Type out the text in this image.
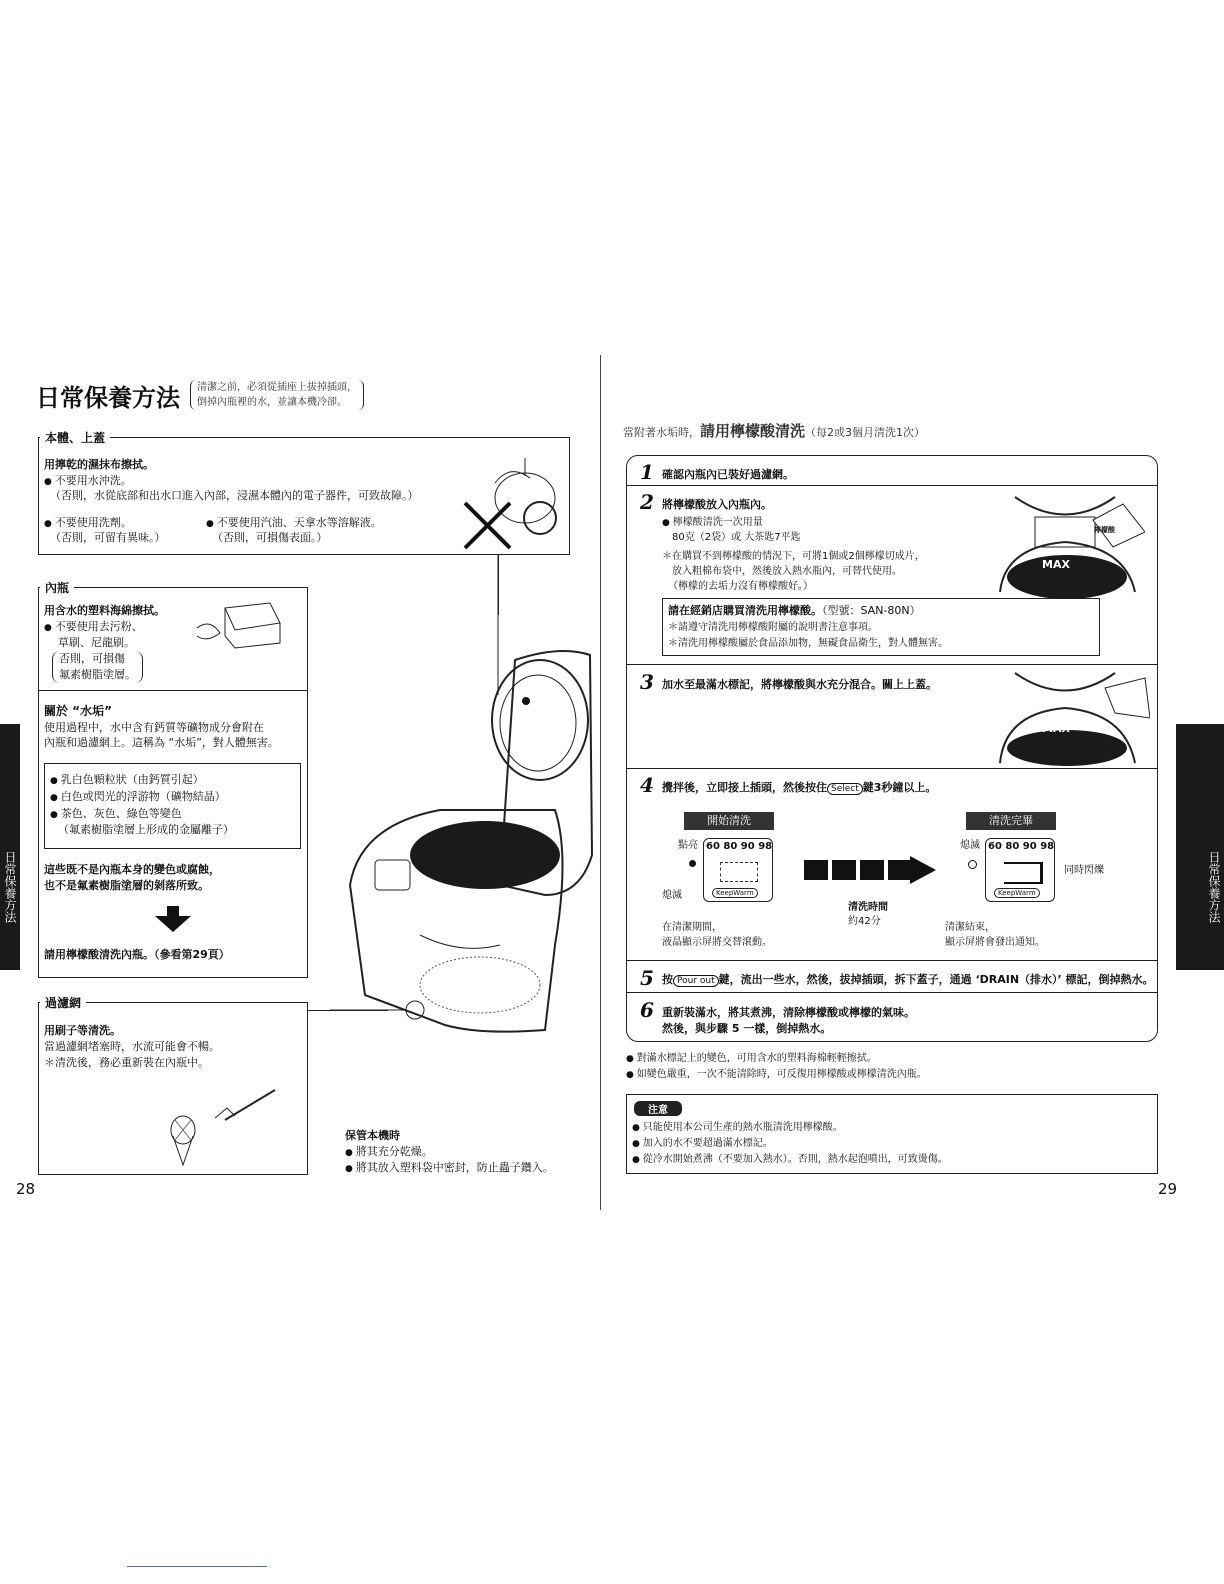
日常保養方法 清潔之前，必須從插座上拔掉插頭，
倒掉內瓶裡的水，並讓本機冷卻。
本體、上蓋
用擰乾的濕抹布擦拭。
● 不要用水沖洗。
（否則，水從底部和出水口進入內部，浸濕本體內的電子器件，可致故障。）
● 不要使用洗劑。
（否則，可留有異味。）
● 不要使用汽油、天拿水等溶解液。
（否則，可損傷表面。）
內瓶
用含水的塑料海綿擦拭。
● 不要使用去污粉、
草刷、尼龍刷。
否則，可損傷
氟素樹脂塗層。
關於 “水垢”
使用過程中，水中含有鈣質等礦物成分會附在
內瓶和過濾網上。這稱為 “水垢”，對人體無害。
● 乳白色顆粒狀（由鈣質引起）
● 白色或閃光的浮游物（礦物結晶）
● 茶色、灰色、綠色等變色
（氟素樹脂塗層上形成的金屬離子）
這些既不是內瓶本身的變色或腐蝕，
也不是氟素樹脂塗層的剝落所致。
請用檸檬酸清洗內瓶。（參看第29頁）
過濾網
用刷子等清洗。
當過濾網堵塞時，水流可能會不暢。
＊清洗後，務必重新裝在內瓶中。
保管本機時
● 將其充分乾燥。
● 將其放入塑料袋中密封，防止蟲子鑽入。
28
日常保養方法
當附著水垢時，請用檸檬酸清洗（每2或3個月清洗1次）
1 確認內瓶內已裝好過濾網。
2 將檸檬酸放入內瓶內。
● 檸檬酸清洗一次用量
80克（2袋）或 大茶匙7平匙
＊在購買不到檸檬酸的情況下，可將1個或2個檸檬切成片，
放入粗棉布袋中，然後放入熱水瓶內，可替代使用。
（檸檬的去垢力沒有檸檬酸好。）
請在經銷店購買清洗用檸檬酸。（型號：SAN-80N）
＊請遵守清洗用檸檬酸附屬的說明書注意事項。
＊清洗用檸檬酸屬於食品添加物，無礙食品衛生，對人體無害。
檸檬酸
MAX
3 加水至最滿水標記，將檸檬酸與水充分混合。關上上蓋。
MAX
4 攪拌後，立即接上插頭，然後按住 Select 鍵3秒鐘以上。
開始清洗	清洗完畢
點亮 60 80 90 98
KeepWarm
熄滅
清洗時間
約42分
在清潔期間，
液晶顯示屏將交替滾動。
熄滅 60 80 90 98
KeepWarm
同時閃爍
清潔結束，
顯示屏將會發出通知。
5 按 Pour out 鍵，流出一些水，然後，拔掉插頭，拆下蓋子，通過 ‘DRAIN（排水）’ 標記，倒掉熱水。
6 重新裝滿水，將其煮沸，清除檸檬酸或檸檬的氣味。
然後，與步驟 5 一樣，倒掉熱水。
● 對滿水標記上的變色，可用含水的塑料海棉輕輕擦拭。
● 如變色嚴重，一次不能清除時，可反復用檸檬酸或檸檬清洗內瓶。
注意
● 只能使用本公司生產的熱水瓶清洗用檸檬酸。
● 加入的水不要超過滿水標記。
● 從冷水開始煮沸（不要加入熱水）。否則，熱水起泡噴出，可致燙傷。
29
日常保養方法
────────────────────
● Exercise prompt
Transcribe every entry word for word, but omit the pictures.

● Completed task
Type out the text in this image.
日常保養方法 清潔之前，必須從插座上拔掉插頭，
倒掉內瓶裡的水，並讓本機冷卻。
本體、上蓋
用擰乾的濕抹布擦拭。
● 不要用水沖洗。
（否則，水從底部和出水口進入內部，浸濕本體內的電子器件，可致故障。）
● 不要使用洗劑。
（否則，可留有異味。）
● 不要使用汽油、天拿水等溶解液。
（否則，可損傷表面。）
內瓶
用含水的塑料海綿擦拭。
● 不要使用去污粉、
草刷、尼龍刷。
否則，可損傷
氟素樹脂塗層。
關於 “水垢”
使用過程中，水中含有鈣質等礦物成分會附在
內瓶和過濾網上。這稱為 “水垢”，對人體無害。
● 乳白色顆粒狀（由鈣質引起）
● 白色或閃光的浮游物（礦物結晶）
● 茶色、灰色、綠色等變色
（氟素樹脂塗層上形成的金屬離子）
這些既不是內瓶本身的變色或腐蝕，
也不是氟素樹脂塗層的剝落所致。
請用檸檬酸清洗內瓶。（參看第29頁）
過濾網
用刷子等清洗。
當過濾網堵塞時，水流可能會不暢。
＊清洗後，務必重新裝在內瓶中。
保管本機時
● 將其充分乾燥。
● 將其放入塑料袋中密封，防止蟲子鑽入。
28
日常保養方法
當附著水垢時，請用檸檬酸清洗（每2或3個月清洗1次）
1 確認內瓶內已裝好過濾網。
2 將檸檬酸放入內瓶內。
● 檸檬酸清洗一次用量
80克（2袋）或 大茶匙7平匙
＊在購買不到檸檬酸的情況下，可將1個或2個檸檬切成片，
放入粗棉布袋中，然後放入熱水瓶內，可替代使用。
（檸檬的去垢力沒有檸檬酸好。）
請在經銷店購買清洗用檸檬酸。（型號：SAN-80N）
＊請遵守清洗用檸檬酸附屬的說明書注意事項。
＊清洗用檸檬酸屬於食品添加物，無礙食品衛生，對人體無害。
檸檬酸
MAX
3 加水至最滿水標記，將檸檬酸與水充分混合。關上上蓋。
MAX
4 攪拌後，立即接上插頭，然後按住 Select 鍵3秒鐘以上。
開始清洗	清洗完畢
點亮 60 80 90 98
KeepWarm
熄滅
清洗時間
約42分
在清潔期間，
液晶顯示屏將交替滾動。
熄滅 60 80 90 98
KeepWarm
同時閃爍
清潔結束，
顯示屏將會發出通知。
5 按 Pour out 鍵，流出一些水，然後，拔掉插頭，拆下蓋子，通過 ‘DRAIN（排水）’ 標記，倒掉熱水。
6 重新裝滿水，將其煮沸，清除檸檬酸或檸檬的氣味。
然後，與步驟 5 一樣，倒掉熱水。
● 對滿水標記上的變色，可用含水的塑料海棉輕輕擦拭。
● 如變色嚴重，一次不能清除時，可反復用檸檬酸或檸檬清洗內瓶。
注意
● 只能使用本公司生產的熱水瓶清洗用檸檬酸。
● 加入的水不要超過滿水標記。
● 從冷水開始煮沸（不要加入熱水）。否則，熱水起泡噴出，可致燙傷。
29
日常保養方法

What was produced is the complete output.